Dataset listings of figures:
============================================================

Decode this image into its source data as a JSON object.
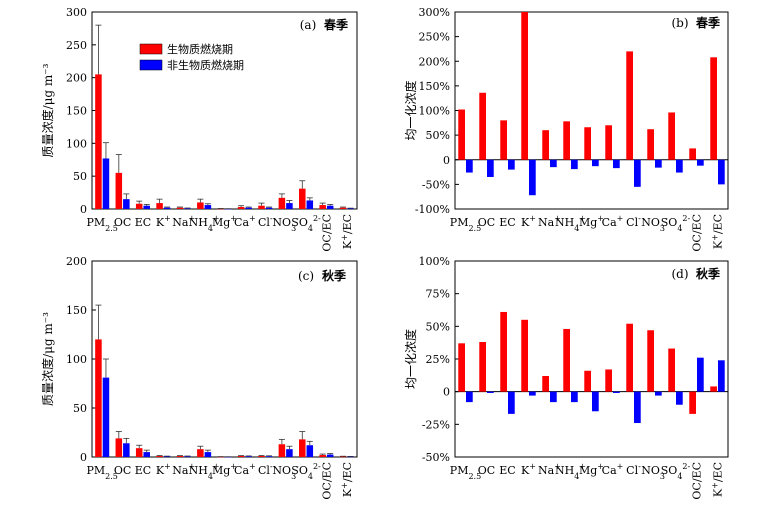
{
  "legend": {
    "biomass_label": "生物质燃烧期",
    "non_biomass_label": "非生物质燃烧期",
    "biomass_color": "#ff0000",
    "non_biomass_color": "#0000ff"
  },
  "chart_data": [
    {
      "type": "bar",
      "panel_label": "(a)",
      "season": "春季",
      "ylabel": "质量浓度/μg m⁻³",
      "ylim": [
        0,
        300
      ],
      "yticks": [
        "0",
        "50",
        "100",
        "150",
        "200",
        "250",
        "300"
      ],
      "categories": [
        "PM2.5",
        "OC",
        "EC",
        "K+",
        "Na+",
        "NH4+",
        "Mg+",
        "Ca+",
        "Cl-",
        "NO3-",
        "SO42-",
        "OC/EC",
        "K+/EC"
      ],
      "series": [
        {
          "name": "生物质燃烧期",
          "values": [
            205,
            55,
            8,
            9,
            2,
            10,
            0.5,
            3,
            5,
            17,
            31,
            6,
            2
          ],
          "errors": [
            75,
            28,
            4,
            6,
            1,
            5,
            0.3,
            2,
            4,
            6,
            12,
            3,
            1
          ]
        },
        {
          "name": "非生物质燃烧期",
          "values": [
            77,
            15,
            5,
            2,
            1,
            6,
            0.3,
            2,
            2,
            9,
            13,
            5,
            0.8
          ],
          "errors": [
            24,
            8,
            2,
            1,
            0.5,
            2,
            0.2,
            1,
            1,
            4,
            4,
            2,
            0.5
          ]
        }
      ]
    },
    {
      "type": "bar",
      "panel_label": "(b)",
      "season": "春季",
      "ylabel": "均一化浓度",
      "ylim": [
        -100,
        300
      ],
      "yticks": [
        "-100%",
        "-50%",
        "0",
        "50%",
        "100%",
        "150%",
        "200%",
        "250%",
        "300%"
      ],
      "categories": [
        "PM2.5",
        "OC",
        "EC",
        "K+",
        "Na+",
        "NH4+",
        "Mg+",
        "Ca+",
        "Cl-",
        "NO3-",
        "SO42-",
        "OC/EC",
        "K+/EC"
      ],
      "series": [
        {
          "name": "生物质燃烧期",
          "values": [
            102,
            136,
            80,
            300,
            60,
            78,
            66,
            70,
            220,
            62,
            96,
            23,
            208
          ]
        },
        {
          "name": "非生物质燃烧期",
          "values": [
            -26,
            -35,
            -20,
            -72,
            -15,
            -19,
            -13,
            -17,
            -55,
            -16,
            -26,
            -12,
            -50
          ]
        }
      ]
    },
    {
      "type": "bar",
      "panel_label": "(c)",
      "season": "秋季",
      "ylabel": "质量浓度/μg m⁻³",
      "ylim": [
        0,
        200
      ],
      "yticks": [
        "0",
        "50",
        "100",
        "150",
        "200"
      ],
      "categories": [
        "PM2.5",
        "OC",
        "EC",
        "K+",
        "Na+",
        "NH4+",
        "Mg+",
        "Ca+",
        "Cl-",
        "NO3-",
        "SO42-",
        "OC/EC",
        "K+/EC"
      ],
      "series": [
        {
          "name": "生物质燃烧期",
          "values": [
            120,
            19,
            9,
            1,
            1,
            8,
            0.3,
            1,
            1,
            13,
            18,
            2,
            0.5
          ]
        },
        {
          "name": "非生物质燃烧期",
          "values": [
            81,
            14,
            5,
            0.6,
            0.7,
            5,
            0.2,
            0.8,
            0.8,
            8,
            12,
            2.5,
            0.4
          ]
        }
      ],
      "errors": [
        [
          35,
          7,
          3,
          0.5,
          0.4,
          3,
          0.1,
          0.4,
          0.5,
          5,
          8,
          1,
          0.3
        ],
        [
          19,
          5,
          2,
          0.3,
          0.3,
          2,
          0.1,
          0.3,
          0.4,
          3,
          4,
          1,
          0.2
        ]
      ]
    },
    {
      "type": "bar",
      "panel_label": "(d)",
      "season": "秋季",
      "ylabel": "均一化浓度",
      "ylim": [
        -50,
        100
      ],
      "yticks": [
        "-50%",
        "-25%",
        "0",
        "25%",
        "50%",
        "75%",
        "100%"
      ],
      "categories": [
        "PM2.5",
        "OC",
        "EC",
        "K+",
        "Na+",
        "NH4+",
        "Mg+",
        "Ca+",
        "Cl-",
        "NO3-",
        "SO42-",
        "OC/EC",
        "K+/EC"
      ],
      "series": [
        {
          "name": "生物质燃烧期",
          "values": [
            37,
            38,
            61,
            55,
            12,
            48,
            16,
            17,
            52,
            47,
            33,
            -17,
            4
          ]
        },
        {
          "name": "非生物质燃烧期",
          "values": [
            -8,
            -1,
            -17,
            -3,
            -8,
            -8,
            -15,
            -1,
            -24,
            -3,
            -10,
            26,
            24
          ]
        }
      ]
    }
  ]
}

============================================================

§ TO DO
Transcribe the full listing above exactly as it stands, minus the pictures.

§ EXERCISE OUTPUT
Decode this image into its source data as a JSON object.
{
  "legend": {
    "biomass_label": "生物质燃烧期",
    "non_biomass_label": "非生物质燃烧期",
    "biomass_color": "#ff0000",
    "non_biomass_color": "#0000ff"
  },
  "chart_data": [
    {
      "type": "bar",
      "panel_label": "(a)",
      "season": "春季",
      "ylabel": "质量浓度/μg m⁻³",
      "ylim": [
        0,
        300
      ],
      "yticks": [
        "0",
        "50",
        "100",
        "150",
        "200",
        "250",
        "300"
      ],
      "categories": [
        "PM2.5",
        "OC",
        "EC",
        "K+",
        "Na+",
        "NH4+",
        "Mg+",
        "Ca+",
        "Cl-",
        "NO3-",
        "SO42-",
        "OC/EC",
        "K+/EC"
      ],
      "series": [
        {
          "name": "生物质燃烧期",
          "values": [
            205,
            55,
            8,
            9,
            2,
            10,
            0.5,
            3,
            5,
            17,
            31,
            6,
            2
          ],
          "errors": [
            75,
            28,
            4,
            6,
            1,
            5,
            0.3,
            2,
            4,
            6,
            12,
            3,
            1
          ]
        },
        {
          "name": "非生物质燃烧期",
          "values": [
            77,
            15,
            5,
            2,
            1,
            6,
            0.3,
            2,
            2,
            9,
            13,
            5,
            0.8
          ],
          "errors": [
            24,
            8,
            2,
            1,
            0.5,
            2,
            0.2,
            1,
            1,
            4,
            4,
            2,
            0.5
          ]
        }
      ]
    },
    {
      "type": "bar",
      "panel_label": "(b)",
      "season": "春季",
      "ylabel": "均一化浓度",
      "ylim": [
        -100,
        300
      ],
      "yticks": [
        "-100%",
        "-50%",
        "0",
        "50%",
        "100%",
        "150%",
        "200%",
        "250%",
        "300%"
      ],
      "categories": [
        "PM2.5",
        "OC",
        "EC",
        "K+",
        "Na+",
        "NH4+",
        "Mg+",
        "Ca+",
        "Cl-",
        "NO3-",
        "SO42-",
        "OC/EC",
        "K+/EC"
      ],
      "series": [
        {
          "name": "生物质燃烧期",
          "values": [
            102,
            136,
            80,
            300,
            60,
            78,
            66,
            70,
            220,
            62,
            96,
            23,
            208
          ]
        },
        {
          "name": "非生物质燃烧期",
          "values": [
            -26,
            -35,
            -20,
            -72,
            -15,
            -19,
            -13,
            -17,
            -55,
            -16,
            -26,
            -12,
            -50
          ]
        }
      ]
    },
    {
      "type": "bar",
      "panel_label": "(c)",
      "season": "秋季",
      "ylabel": "质量浓度/μg m⁻³",
      "ylim": [
        0,
        200
      ],
      "yticks": [
        "0",
        "50",
        "100",
        "150",
        "200"
      ],
      "categories": [
        "PM2.5",
        "OC",
        "EC",
        "K+",
        "Na+",
        "NH4+",
        "Mg+",
        "Ca+",
        "Cl-",
        "NO3-",
        "SO42-",
        "OC/EC",
        "K+/EC"
      ],
      "series": [
        {
          "name": "生物质燃烧期",
          "values": [
            120,
            19,
            9,
            1,
            1,
            8,
            0.3,
            1,
            1,
            13,
            18,
            2,
            0.5
          ]
        },
        {
          "name": "非生物质燃烧期",
          "values": [
            81,
            14,
            5,
            0.6,
            0.7,
            5,
            0.2,
            0.8,
            0.8,
            8,
            12,
            2.5,
            0.4
          ]
        }
      ],
      "errors": [
        [
          35,
          7,
          3,
          0.5,
          0.4,
          3,
          0.1,
          0.4,
          0.5,
          5,
          8,
          1,
          0.3
        ],
        [
          19,
          5,
          2,
          0.3,
          0.3,
          2,
          0.1,
          0.3,
          0.4,
          3,
          4,
          1,
          0.2
        ]
      ]
    },
    {
      "type": "bar",
      "panel_label": "(d)",
      "season": "秋季",
      "ylabel": "均一化浓度",
      "ylim": [
        -50,
        100
      ],
      "yticks": [
        "-50%",
        "-25%",
        "0",
        "25%",
        "50%",
        "75%",
        "100%"
      ],
      "categories": [
        "PM2.5",
        "OC",
        "EC",
        "K+",
        "Na+",
        "NH4+",
        "Mg+",
        "Ca+",
        "Cl-",
        "NO3-",
        "SO42-",
        "OC/EC",
        "K+/EC"
      ],
      "series": [
        {
          "name": "生物质燃烧期",
          "values": [
            37,
            38,
            61,
            55,
            12,
            48,
            16,
            17,
            52,
            47,
            33,
            -17,
            4
          ]
        },
        {
          "name": "非生物质燃烧期",
          "values": [
            -8,
            -1,
            -17,
            -3,
            -8,
            -8,
            -15,
            -1,
            -24,
            -3,
            -10,
            26,
            24
          ]
        }
      ]
    }
  ]
}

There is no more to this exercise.